To be done:
Below are the records; locate each line with the word "structure" and copy it.
:: Dataset extract
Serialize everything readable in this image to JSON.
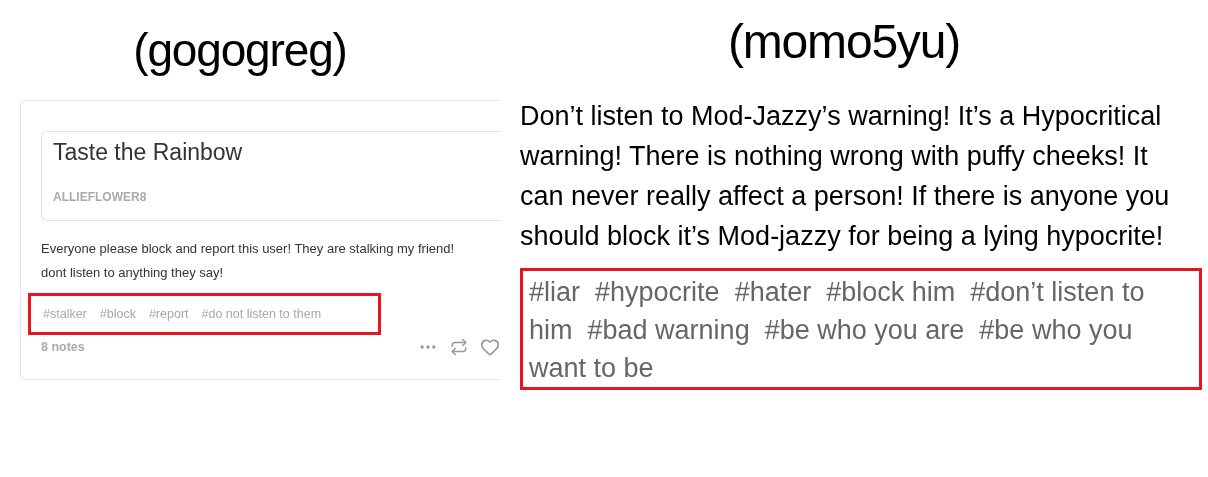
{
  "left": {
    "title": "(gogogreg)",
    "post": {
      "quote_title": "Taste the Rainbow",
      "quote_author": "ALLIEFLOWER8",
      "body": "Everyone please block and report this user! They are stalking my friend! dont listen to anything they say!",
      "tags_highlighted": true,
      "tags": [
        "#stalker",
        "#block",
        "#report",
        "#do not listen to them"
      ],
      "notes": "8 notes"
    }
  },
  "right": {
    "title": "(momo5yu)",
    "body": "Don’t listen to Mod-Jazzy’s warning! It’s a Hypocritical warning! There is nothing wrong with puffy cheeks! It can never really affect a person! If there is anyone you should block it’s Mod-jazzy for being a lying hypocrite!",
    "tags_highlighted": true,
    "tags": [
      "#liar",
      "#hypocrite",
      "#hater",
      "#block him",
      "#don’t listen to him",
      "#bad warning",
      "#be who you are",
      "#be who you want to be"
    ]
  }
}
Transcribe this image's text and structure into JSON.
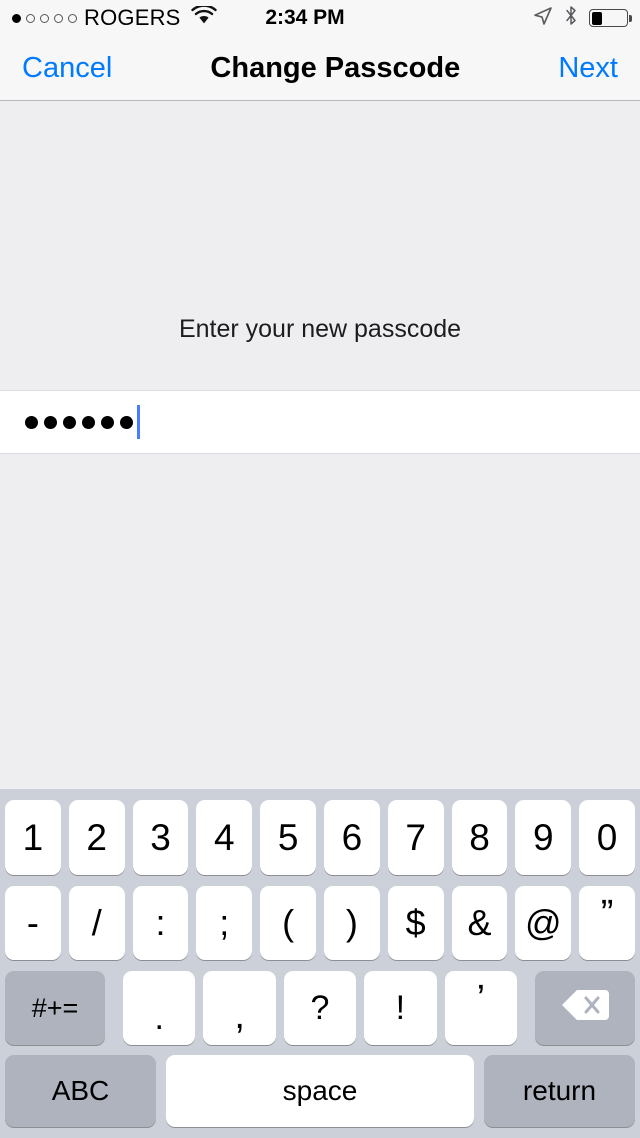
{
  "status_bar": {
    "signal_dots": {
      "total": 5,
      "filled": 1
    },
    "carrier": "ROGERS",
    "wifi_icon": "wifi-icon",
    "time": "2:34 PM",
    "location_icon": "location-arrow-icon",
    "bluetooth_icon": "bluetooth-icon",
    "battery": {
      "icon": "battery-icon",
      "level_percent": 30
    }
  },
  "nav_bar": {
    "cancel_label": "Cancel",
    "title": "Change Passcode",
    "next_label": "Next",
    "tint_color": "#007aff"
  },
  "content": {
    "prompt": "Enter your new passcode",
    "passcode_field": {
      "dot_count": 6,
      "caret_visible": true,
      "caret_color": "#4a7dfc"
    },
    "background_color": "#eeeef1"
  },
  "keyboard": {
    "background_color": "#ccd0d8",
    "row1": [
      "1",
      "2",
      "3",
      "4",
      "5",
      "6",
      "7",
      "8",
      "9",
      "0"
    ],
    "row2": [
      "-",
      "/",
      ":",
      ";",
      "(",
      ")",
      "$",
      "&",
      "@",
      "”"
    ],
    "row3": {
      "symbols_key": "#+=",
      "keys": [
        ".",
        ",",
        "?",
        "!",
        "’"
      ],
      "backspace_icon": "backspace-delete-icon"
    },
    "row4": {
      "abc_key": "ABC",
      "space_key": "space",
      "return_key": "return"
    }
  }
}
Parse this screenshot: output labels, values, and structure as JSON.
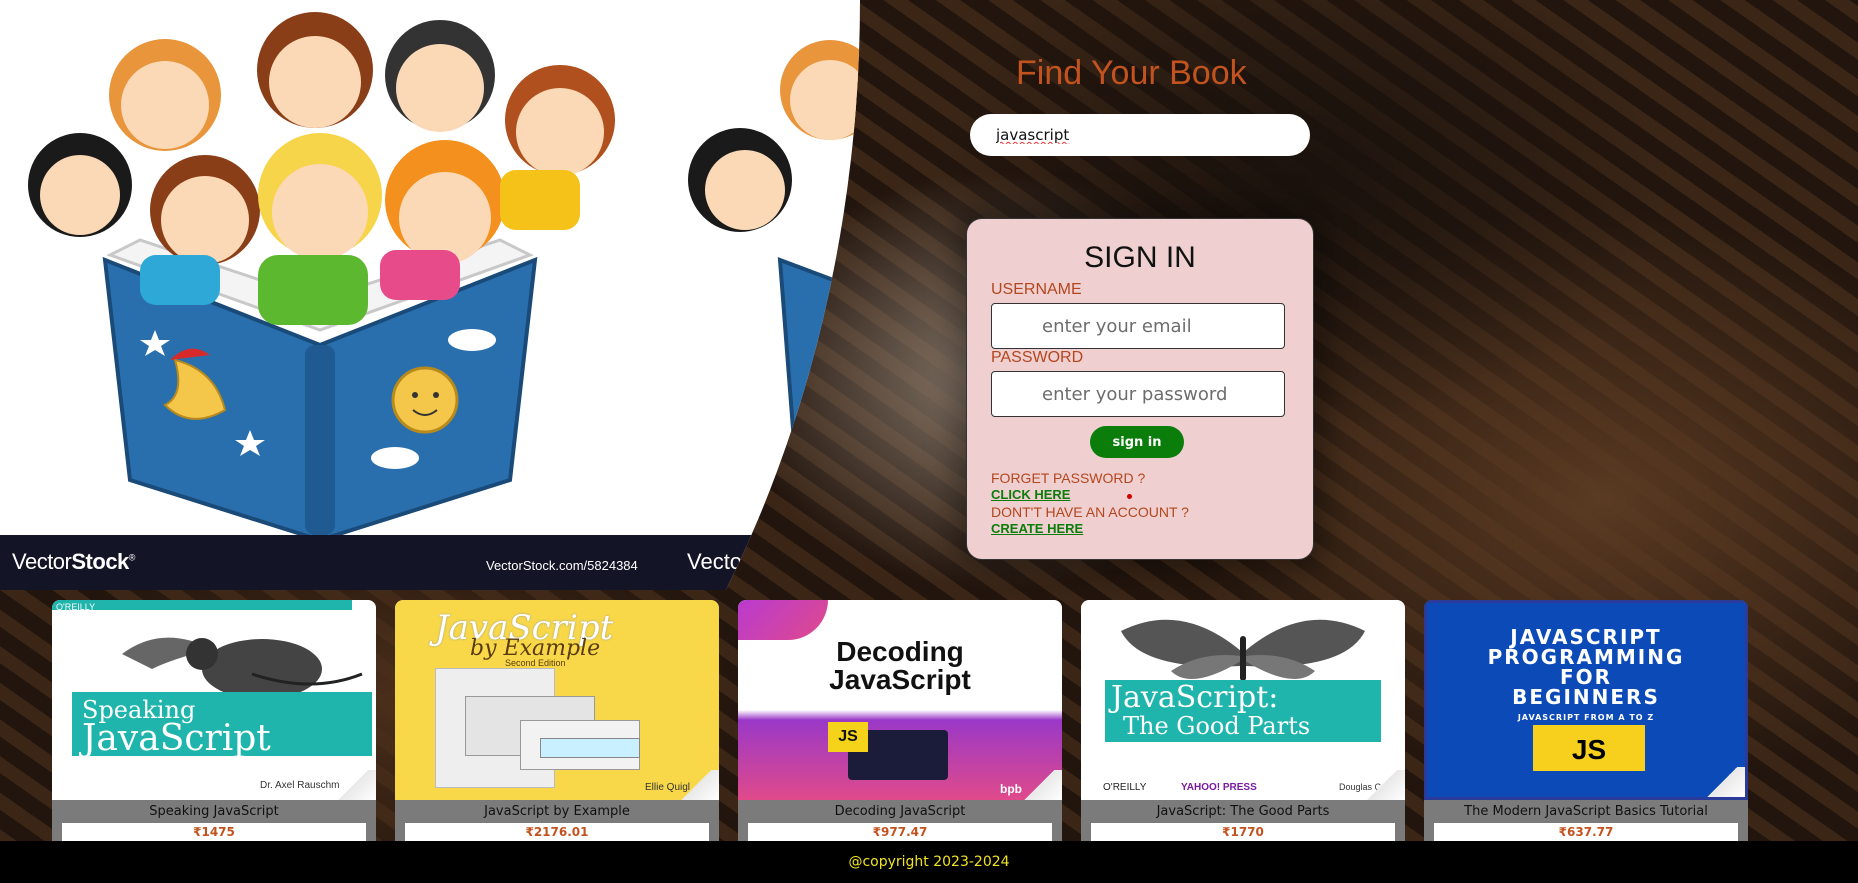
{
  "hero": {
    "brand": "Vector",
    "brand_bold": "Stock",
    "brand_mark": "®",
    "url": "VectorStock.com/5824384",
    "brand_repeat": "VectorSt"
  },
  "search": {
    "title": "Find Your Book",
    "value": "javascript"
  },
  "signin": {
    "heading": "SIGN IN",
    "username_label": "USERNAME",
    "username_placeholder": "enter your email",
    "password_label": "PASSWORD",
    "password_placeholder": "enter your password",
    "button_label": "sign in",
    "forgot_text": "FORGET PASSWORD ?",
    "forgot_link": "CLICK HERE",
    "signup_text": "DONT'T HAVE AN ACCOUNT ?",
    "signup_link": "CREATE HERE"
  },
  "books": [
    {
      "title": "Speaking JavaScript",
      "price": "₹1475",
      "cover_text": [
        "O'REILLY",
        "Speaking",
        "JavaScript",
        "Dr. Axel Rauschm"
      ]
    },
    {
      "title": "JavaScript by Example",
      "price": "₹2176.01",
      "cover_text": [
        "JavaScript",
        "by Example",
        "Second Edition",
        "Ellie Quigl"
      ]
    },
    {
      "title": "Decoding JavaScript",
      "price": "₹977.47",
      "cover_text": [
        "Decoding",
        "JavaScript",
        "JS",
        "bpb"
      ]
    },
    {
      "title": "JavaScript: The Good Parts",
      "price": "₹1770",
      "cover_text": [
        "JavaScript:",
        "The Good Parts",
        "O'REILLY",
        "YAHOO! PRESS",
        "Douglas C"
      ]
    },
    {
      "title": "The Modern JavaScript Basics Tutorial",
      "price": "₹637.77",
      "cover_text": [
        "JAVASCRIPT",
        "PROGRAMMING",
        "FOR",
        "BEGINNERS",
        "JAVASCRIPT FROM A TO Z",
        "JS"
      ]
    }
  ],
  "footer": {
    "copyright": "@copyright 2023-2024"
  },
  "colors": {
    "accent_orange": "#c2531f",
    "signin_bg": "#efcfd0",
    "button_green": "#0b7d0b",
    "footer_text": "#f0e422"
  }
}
::::
Solution:
Transcribe this image's text and structure into JSON.
Parse this screenshot: output labels, values, and structure as JSON.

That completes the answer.